**Task objective**
Give all the lines below again, exactly, with no pictures.

**Data shown**
——————
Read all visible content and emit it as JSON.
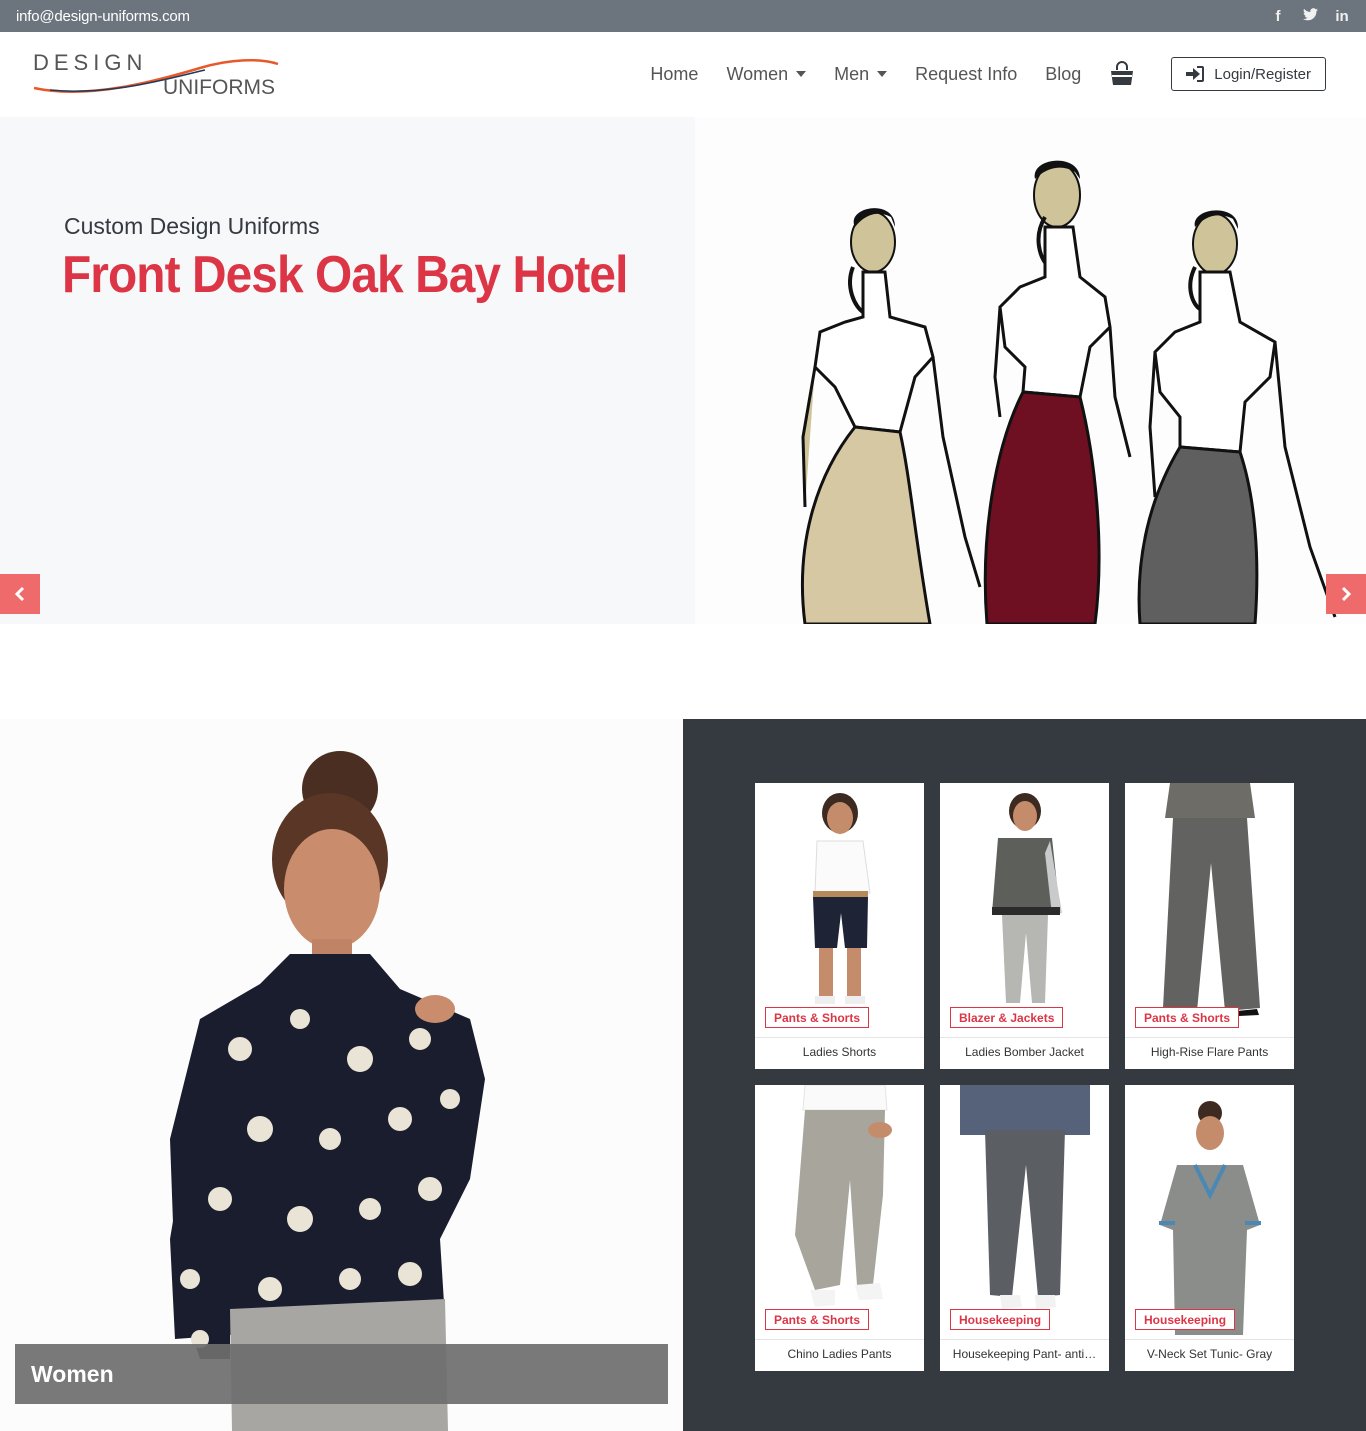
{
  "topbar": {
    "email": "info@design-uniforms.com",
    "social": [
      {
        "icon": "facebook-icon",
        "glyph": "f"
      },
      {
        "icon": "twitter-icon",
        "glyph": "t"
      },
      {
        "icon": "linkedin-icon",
        "glyph": "in"
      }
    ]
  },
  "logo": {
    "line1": "DESIGN",
    "line2": "UNIFORMS"
  },
  "nav": {
    "home": "Home",
    "women": "Women",
    "men": "Men",
    "request_info": "Request Info",
    "blog": "Blog",
    "login": "Login/Register"
  },
  "hero": {
    "subtitle": "Custom Design Uniforms",
    "title": "Front Desk Oak Bay Hotel"
  },
  "women_panel": {
    "label": "Women"
  },
  "products": [
    {
      "category": "Pants & Shorts",
      "name": "Ladies Shorts"
    },
    {
      "category": "Blazer & Jackets",
      "name": "Ladies Bomber Jacket"
    },
    {
      "category": "Pants & Shorts",
      "name": "High-Rise Flare Pants"
    },
    {
      "category": "Pants & Shorts",
      "name": "Chino Ladies Pants"
    },
    {
      "category": "Housekeeping",
      "name": "Housekeeping Pant- anti…"
    },
    {
      "category": "Housekeeping",
      "name": "V-Neck Set Tunic- Gray"
    }
  ],
  "colors": {
    "accent": "#dc3545",
    "topbar": "#6c757d",
    "dark_panel": "#343a40",
    "arrow": "#ef6b6b"
  }
}
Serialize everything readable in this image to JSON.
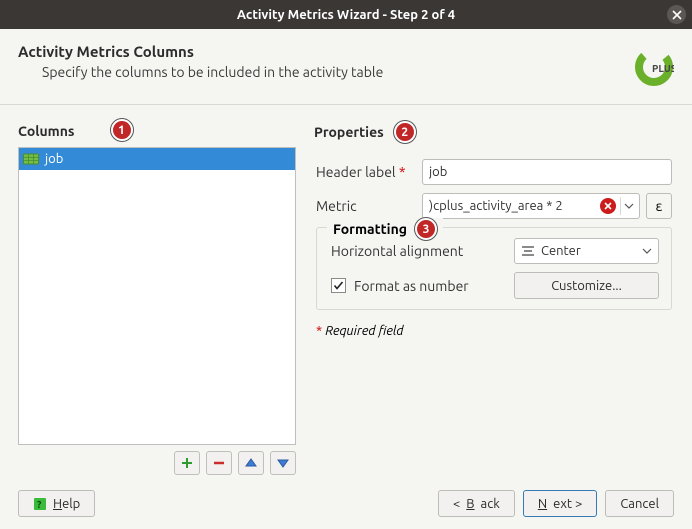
{
  "window": {
    "title": "Activity Metrics Wizard - Step 2 of 4"
  },
  "header": {
    "title": "Activity Metrics Columns",
    "subtitle": "Specify the columns to be included in the activity table"
  },
  "columns": {
    "label": "Columns",
    "items": [
      {
        "name": "job"
      }
    ]
  },
  "properties": {
    "label": "Properties",
    "header_label_label": "Header label",
    "header_label_value": "job",
    "metric_label": "Metric",
    "metric_value": ")cplus_activity_area * 2",
    "formatting": {
      "label": "Formatting",
      "halign_label": "Horizontal alignment",
      "halign_value": "Center",
      "format_number_label": "Format as number",
      "format_number_checked": true,
      "customize_label": "Customize..."
    },
    "required_note": "Required field"
  },
  "badges": {
    "columns": "1",
    "properties": "2",
    "formatting": "3"
  },
  "footer": {
    "help": "Help",
    "back": "< Back",
    "next": "Next >",
    "cancel": "Cancel"
  }
}
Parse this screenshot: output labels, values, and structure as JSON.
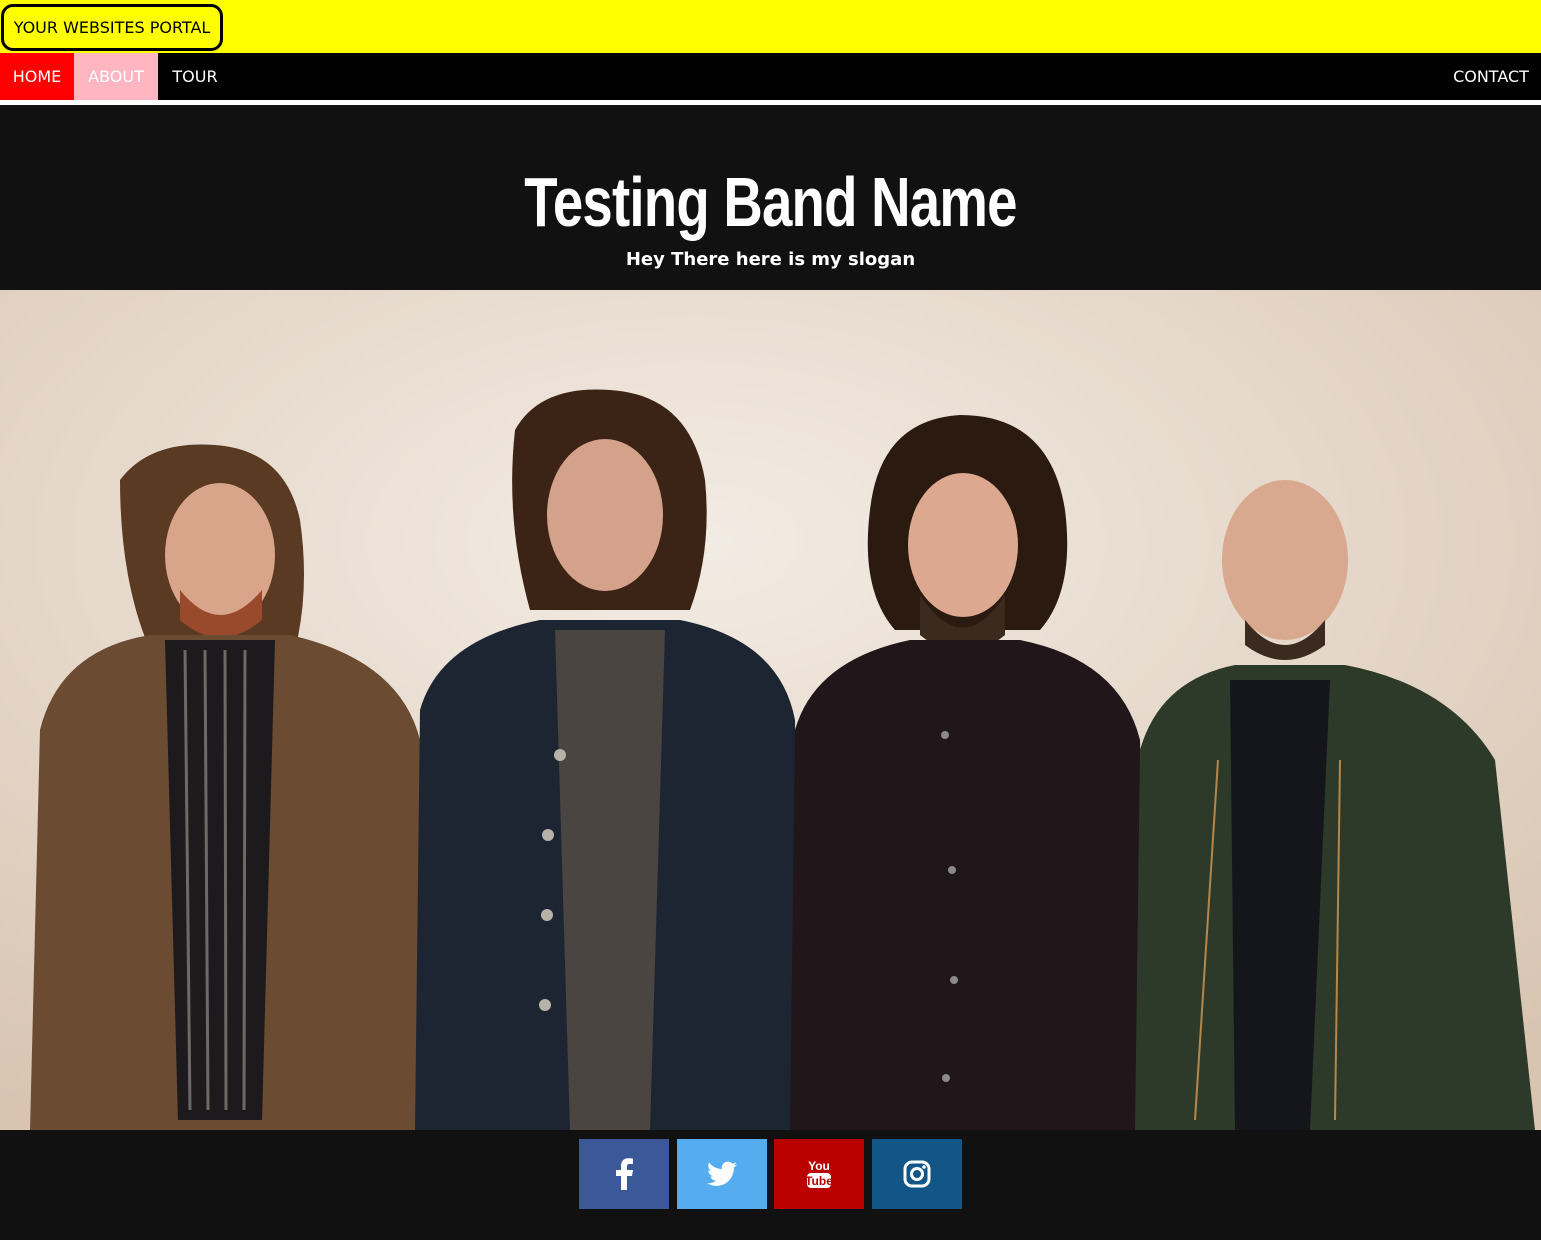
——————
**Result of the exercise**
Read all visible content and emit it as JSON.
{
  "topbar": {
    "email": "info@design-uniforms.com",
    "social": [
      {
        "icon": "facebook-icon",
        "glyph": "f"
      },
      {
        "icon": "twitter-icon",
        "glyph": "t"
      },
      {
        "icon": "linkedin-icon",
        "glyph": "in"
      }
    ]
  },
  "logo": {
    "line1": "DESIGN",
    "line2": "UNIFORMS"
  },
  "nav": {
    "home": "Home",
    "women": "Women",
    "men": "Men",
    "request_info": "Request Info",
    "blog": "Blog",
    "login": "Login/Register"
  },
  "hero": {
    "subtitle": "Custom Design Uniforms",
    "title": "Front Desk Oak Bay Hotel"
  },
  "women_panel": {
    "label": "Women"
  },
  "products": [
    {
      "category": "Pants & Shorts",
      "name": "Ladies Shorts"
    },
    {
      "category": "Blazer & Jackets",
      "name": "Ladies Bomber Jacket"
    },
    {
      "category": "Pants & Shorts",
      "name": "High-Rise Flare Pants"
    },
    {
      "category": "Pants & Shorts",
      "name": "Chino Ladies Pants"
    },
    {
      "category": "Housekeeping",
      "name": "Housekeeping Pant- anti…"
    },
    {
      "category": "Housekeeping",
      "name": "V-Neck Set Tunic- Gray"
    }
  ],
  "colors": {
    "accent": "#dc3545",
    "topbar": "#6c757d",
    "dark_panel": "#343a40",
    "arrow": "#ef6b6b"
  }
}
Serialize everything readable in this image to JSON.
{
  "window": {
    "title": "Activity Metrics Wizard - Step 2 of 4"
  },
  "header": {
    "title": "Activity Metrics Columns",
    "subtitle": "Specify the columns to be included in the activity table"
  },
  "columns": {
    "label": "Columns",
    "items": [
      {
        "name": "job"
      }
    ]
  },
  "properties": {
    "label": "Properties",
    "header_label_label": "Header label",
    "header_label_value": "job",
    "metric_label": "Metric",
    "metric_value": ")cplus_activity_area * 2",
    "formatting": {
      "label": "Formatting",
      "halign_label": "Horizontal alignment",
      "halign_value": "Center",
      "format_number_label": "Format as number",
      "format_number_checked": true,
      "customize_label": "Customize..."
    },
    "required_note": "Required field"
  },
  "badges": {
    "columns": "1",
    "properties": "2",
    "formatting": "3"
  },
  "footer": {
    "help": "Help",
    "back": "< Back",
    "next": "Next >",
    "cancel": "Cancel"
  }
}
Parse this screenshot: output labels, values, and structure as JSON.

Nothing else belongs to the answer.